» Set problem 1: According to the case summary, what date was State v. Vanzandt argued?

» Selected extract:
==*==
Merit Decision: Sealing/Unsealing Records of Conviction Strictly Governed by Statute. State v. Vanzandt

On January 28, 2015, the Supreme Court of Ohio handed down a merit decision in State v. Vanzandt, 2015-Ohio-236. In a 5-2 opinion written by Chief Justice O’Connor, the court held that a record of conviction judicially sealed pursuant to statutory authority cannot be unsealed when none of the exceptions in the sealing statute apply.  Justice O’Donnell dissented without opinion, and would dismiss the case as improvidently allowed.  Justice Pfeifer wrote a solo dissent. The case was argued May 27, 2014.
==*==
» Provided data:
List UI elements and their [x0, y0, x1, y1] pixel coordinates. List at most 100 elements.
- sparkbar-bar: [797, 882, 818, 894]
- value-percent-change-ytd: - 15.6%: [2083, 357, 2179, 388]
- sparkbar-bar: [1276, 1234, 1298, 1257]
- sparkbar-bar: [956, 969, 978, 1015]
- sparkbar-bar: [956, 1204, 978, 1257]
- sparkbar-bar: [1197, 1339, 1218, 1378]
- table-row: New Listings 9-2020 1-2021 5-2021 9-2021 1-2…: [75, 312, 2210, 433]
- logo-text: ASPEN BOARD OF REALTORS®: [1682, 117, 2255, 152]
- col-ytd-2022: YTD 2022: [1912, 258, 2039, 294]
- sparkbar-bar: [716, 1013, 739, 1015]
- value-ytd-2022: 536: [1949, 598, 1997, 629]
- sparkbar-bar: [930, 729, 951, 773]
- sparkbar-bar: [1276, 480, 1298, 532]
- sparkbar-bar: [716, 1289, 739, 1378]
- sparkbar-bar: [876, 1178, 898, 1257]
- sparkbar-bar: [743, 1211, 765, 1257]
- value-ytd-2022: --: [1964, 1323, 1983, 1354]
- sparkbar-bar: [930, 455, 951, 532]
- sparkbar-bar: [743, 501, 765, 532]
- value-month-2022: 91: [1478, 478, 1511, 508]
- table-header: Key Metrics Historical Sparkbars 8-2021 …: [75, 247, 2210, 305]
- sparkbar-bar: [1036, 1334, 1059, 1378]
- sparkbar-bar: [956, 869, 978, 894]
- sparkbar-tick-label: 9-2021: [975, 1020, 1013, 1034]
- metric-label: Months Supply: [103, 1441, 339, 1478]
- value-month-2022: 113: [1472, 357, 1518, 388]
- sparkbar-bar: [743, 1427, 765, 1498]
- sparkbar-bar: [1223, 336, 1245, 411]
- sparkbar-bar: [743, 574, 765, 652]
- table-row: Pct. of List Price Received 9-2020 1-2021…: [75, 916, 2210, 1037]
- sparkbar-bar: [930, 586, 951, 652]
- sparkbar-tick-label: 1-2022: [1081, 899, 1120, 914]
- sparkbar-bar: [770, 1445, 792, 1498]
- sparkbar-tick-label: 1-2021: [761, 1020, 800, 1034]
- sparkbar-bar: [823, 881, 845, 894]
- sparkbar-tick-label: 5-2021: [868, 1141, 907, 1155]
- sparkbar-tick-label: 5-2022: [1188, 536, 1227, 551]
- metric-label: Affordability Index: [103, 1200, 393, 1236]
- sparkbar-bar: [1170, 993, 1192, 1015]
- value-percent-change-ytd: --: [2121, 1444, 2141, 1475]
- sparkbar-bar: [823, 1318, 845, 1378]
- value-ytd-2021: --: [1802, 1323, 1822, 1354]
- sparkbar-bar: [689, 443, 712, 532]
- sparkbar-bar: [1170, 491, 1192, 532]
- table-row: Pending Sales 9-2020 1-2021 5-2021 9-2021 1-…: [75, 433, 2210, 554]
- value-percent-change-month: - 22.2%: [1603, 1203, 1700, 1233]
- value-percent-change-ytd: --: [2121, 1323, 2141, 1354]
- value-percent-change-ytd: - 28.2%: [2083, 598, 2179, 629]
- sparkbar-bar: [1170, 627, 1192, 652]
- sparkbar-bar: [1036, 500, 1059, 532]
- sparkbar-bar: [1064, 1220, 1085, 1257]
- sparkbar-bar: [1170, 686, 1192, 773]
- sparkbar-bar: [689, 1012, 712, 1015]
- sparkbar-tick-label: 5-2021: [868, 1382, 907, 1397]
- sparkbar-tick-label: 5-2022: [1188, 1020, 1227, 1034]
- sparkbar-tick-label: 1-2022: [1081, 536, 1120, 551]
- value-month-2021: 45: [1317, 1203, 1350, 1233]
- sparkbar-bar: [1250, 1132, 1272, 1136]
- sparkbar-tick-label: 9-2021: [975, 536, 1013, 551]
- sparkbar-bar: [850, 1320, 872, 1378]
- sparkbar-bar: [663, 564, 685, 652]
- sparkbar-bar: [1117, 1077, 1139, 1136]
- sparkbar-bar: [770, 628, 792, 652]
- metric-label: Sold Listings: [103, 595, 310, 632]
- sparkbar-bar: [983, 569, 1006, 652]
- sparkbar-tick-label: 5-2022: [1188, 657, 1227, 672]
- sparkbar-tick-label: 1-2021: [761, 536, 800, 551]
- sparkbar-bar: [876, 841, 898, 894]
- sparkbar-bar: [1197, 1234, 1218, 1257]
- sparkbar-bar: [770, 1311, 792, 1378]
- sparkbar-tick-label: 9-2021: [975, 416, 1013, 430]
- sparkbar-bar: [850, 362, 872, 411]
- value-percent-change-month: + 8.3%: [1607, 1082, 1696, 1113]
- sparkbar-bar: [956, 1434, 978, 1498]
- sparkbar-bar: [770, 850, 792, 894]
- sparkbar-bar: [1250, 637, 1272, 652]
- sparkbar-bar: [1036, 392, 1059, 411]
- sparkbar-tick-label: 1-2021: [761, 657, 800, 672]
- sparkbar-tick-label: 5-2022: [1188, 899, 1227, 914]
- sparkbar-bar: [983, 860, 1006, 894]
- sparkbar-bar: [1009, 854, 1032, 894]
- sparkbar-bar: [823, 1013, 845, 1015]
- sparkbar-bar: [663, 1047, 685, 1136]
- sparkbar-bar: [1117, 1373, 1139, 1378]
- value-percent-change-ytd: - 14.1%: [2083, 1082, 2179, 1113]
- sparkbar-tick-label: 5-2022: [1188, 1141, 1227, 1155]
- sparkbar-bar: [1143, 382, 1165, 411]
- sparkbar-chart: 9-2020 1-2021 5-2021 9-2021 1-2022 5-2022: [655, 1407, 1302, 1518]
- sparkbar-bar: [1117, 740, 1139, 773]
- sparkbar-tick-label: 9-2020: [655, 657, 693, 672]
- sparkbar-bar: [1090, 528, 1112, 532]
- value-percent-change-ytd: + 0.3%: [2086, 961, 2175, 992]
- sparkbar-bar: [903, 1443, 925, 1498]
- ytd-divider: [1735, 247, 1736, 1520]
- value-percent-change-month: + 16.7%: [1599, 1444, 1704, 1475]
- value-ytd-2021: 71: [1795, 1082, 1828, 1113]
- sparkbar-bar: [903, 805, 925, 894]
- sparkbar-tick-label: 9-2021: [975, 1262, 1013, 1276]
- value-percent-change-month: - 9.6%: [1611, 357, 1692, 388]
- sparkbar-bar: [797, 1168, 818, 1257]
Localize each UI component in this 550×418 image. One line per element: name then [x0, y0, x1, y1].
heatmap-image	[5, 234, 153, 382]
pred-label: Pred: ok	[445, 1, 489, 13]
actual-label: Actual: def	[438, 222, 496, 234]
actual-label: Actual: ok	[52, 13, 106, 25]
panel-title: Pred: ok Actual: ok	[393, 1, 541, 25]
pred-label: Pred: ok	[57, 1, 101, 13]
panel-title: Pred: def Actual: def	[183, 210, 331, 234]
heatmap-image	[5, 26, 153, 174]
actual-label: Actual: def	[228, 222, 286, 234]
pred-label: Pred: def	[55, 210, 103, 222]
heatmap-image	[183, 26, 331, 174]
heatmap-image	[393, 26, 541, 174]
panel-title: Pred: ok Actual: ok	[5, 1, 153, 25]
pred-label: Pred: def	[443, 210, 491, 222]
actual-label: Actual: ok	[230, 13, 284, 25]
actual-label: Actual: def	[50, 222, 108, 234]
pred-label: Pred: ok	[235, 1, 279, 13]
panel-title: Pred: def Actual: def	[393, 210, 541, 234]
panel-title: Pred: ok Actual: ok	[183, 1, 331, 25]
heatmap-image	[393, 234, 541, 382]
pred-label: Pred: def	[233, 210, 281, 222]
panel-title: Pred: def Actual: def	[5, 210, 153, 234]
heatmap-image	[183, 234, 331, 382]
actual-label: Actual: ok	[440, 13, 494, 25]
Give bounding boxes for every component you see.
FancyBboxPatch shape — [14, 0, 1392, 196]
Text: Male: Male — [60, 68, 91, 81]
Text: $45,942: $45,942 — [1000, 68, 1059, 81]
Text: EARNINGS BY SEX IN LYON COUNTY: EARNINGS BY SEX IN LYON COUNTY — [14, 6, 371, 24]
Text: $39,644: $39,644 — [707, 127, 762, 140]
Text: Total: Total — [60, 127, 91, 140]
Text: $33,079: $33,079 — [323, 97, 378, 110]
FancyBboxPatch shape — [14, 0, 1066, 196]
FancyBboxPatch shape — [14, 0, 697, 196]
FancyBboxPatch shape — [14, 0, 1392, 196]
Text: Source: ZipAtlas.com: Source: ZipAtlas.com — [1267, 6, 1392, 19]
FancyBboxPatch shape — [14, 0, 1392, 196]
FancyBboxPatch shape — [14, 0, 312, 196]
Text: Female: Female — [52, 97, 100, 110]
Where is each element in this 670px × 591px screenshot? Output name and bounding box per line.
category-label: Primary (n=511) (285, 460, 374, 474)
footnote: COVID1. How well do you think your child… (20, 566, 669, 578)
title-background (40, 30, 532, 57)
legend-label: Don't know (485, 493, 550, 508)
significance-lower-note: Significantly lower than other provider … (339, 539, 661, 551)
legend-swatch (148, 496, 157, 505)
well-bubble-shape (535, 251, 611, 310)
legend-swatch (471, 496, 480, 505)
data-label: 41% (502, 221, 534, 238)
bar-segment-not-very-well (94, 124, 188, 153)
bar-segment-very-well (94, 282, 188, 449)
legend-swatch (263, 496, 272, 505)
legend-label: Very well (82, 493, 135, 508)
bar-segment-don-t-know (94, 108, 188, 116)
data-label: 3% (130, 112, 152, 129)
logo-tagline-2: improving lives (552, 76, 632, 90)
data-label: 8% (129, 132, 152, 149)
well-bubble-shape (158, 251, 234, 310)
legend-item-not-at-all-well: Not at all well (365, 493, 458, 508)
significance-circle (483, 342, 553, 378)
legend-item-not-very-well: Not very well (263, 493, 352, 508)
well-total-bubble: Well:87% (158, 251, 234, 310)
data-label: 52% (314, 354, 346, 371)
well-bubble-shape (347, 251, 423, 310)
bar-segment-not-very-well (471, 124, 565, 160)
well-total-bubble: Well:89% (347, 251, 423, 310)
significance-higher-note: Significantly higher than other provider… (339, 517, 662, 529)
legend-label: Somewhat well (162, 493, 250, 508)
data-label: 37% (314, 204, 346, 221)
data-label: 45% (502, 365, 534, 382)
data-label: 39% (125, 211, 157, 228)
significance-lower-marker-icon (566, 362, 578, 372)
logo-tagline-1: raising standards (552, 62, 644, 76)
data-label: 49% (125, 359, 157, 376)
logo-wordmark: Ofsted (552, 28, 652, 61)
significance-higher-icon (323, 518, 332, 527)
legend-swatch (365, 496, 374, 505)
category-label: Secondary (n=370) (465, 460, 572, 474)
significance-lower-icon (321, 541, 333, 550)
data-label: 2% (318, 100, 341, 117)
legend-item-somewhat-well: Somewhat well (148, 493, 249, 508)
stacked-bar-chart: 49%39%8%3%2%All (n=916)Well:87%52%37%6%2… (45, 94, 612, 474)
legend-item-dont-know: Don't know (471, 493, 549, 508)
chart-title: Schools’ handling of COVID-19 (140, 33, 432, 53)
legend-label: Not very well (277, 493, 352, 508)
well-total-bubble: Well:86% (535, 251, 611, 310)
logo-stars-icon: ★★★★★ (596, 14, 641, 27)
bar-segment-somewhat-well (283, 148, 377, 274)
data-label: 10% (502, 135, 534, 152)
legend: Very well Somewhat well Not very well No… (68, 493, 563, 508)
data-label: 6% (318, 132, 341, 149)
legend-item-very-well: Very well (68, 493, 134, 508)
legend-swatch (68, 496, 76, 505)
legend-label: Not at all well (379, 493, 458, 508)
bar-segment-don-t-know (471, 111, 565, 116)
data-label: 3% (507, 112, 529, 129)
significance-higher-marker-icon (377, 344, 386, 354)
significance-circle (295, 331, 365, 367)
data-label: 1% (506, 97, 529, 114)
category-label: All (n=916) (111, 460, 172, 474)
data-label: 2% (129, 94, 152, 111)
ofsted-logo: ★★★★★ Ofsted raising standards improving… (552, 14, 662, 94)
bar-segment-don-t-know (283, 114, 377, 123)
==*==
» Set problem 2: Please repeat the records word for word, starting with their first line and going on through the line with "- sparkbar-bar: [823, 1318, 845, 1378]", including both of those lines.

» Complete answer 1: May 27, 2014

» Complete answer 2:
List UI elements and their [x0, y0, x1, y1] pixel coordinates. List at most 100 elements.
- sparkbar-bar: [797, 882, 818, 894]
- value-percent-change-ytd: - 15.6%: [2083, 357, 2179, 388]
- sparkbar-bar: [1276, 1234, 1298, 1257]
- sparkbar-bar: [956, 969, 978, 1015]
- sparkbar-bar: [956, 1204, 978, 1257]
- sparkbar-bar: [1197, 1339, 1218, 1378]
- table-row: New Listings 9-2020 1-2021 5-2021 9-2021 1-2…: [75, 312, 2210, 433]
- logo-text: ASPEN BOARD OF REALTORS®: [1682, 117, 2255, 152]
- col-ytd-2022: YTD 2022: [1912, 258, 2039, 294]
- sparkbar-bar: [716, 1013, 739, 1015]
- value-ytd-2022: 536: [1949, 598, 1997, 629]
- sparkbar-bar: [930, 729, 951, 773]
- sparkbar-bar: [1276, 480, 1298, 532]
- sparkbar-bar: [716, 1289, 739, 1378]
- sparkbar-bar: [876, 1178, 898, 1257]
- sparkbar-bar: [743, 1211, 765, 1257]
- value-ytd-2022: --: [1964, 1323, 1983, 1354]
- sparkbar-bar: [930, 455, 951, 532]
- sparkbar-bar: [743, 501, 765, 532]
- value-month-2022: 91: [1478, 478, 1511, 508]
- table-header: Key Metrics Historical Sparkbars 8-2021 …: [75, 247, 2210, 305]
- sparkbar-bar: [1036, 1334, 1059, 1378]
- sparkbar-bar: [956, 869, 978, 894]
- sparkbar-tick-label: 9-2021: [975, 1020, 1013, 1034]
- metric-label: Months Supply: [103, 1441, 339, 1478]
- value-month-2022: 113: [1472, 357, 1518, 388]
- sparkbar-bar: [743, 1427, 765, 1498]
- sparkbar-bar: [1223, 336, 1245, 411]
- sparkbar-bar: [743, 574, 765, 652]
- table-row: Pct. of List Price Received 9-2020 1-2021…: [75, 916, 2210, 1037]
- sparkbar-bar: [930, 586, 951, 652]
- sparkbar-tick-label: 1-2022: [1081, 899, 1120, 914]
- sparkbar-bar: [770, 1445, 792, 1498]
- sparkbar-tick-label: 1-2021: [761, 1020, 800, 1034]
- sparkbar-bar: [823, 881, 845, 894]
- sparkbar-tick-label: 5-2021: [868, 1141, 907, 1155]
- sparkbar-tick-label: 5-2022: [1188, 536, 1227, 551]
- metric-label: Affordability Index: [103, 1200, 393, 1236]
- sparkbar-bar: [1170, 993, 1192, 1015]
- value-percent-change-ytd: --: [2121, 1444, 2141, 1475]
- sparkbar-bar: [823, 1318, 845, 1378]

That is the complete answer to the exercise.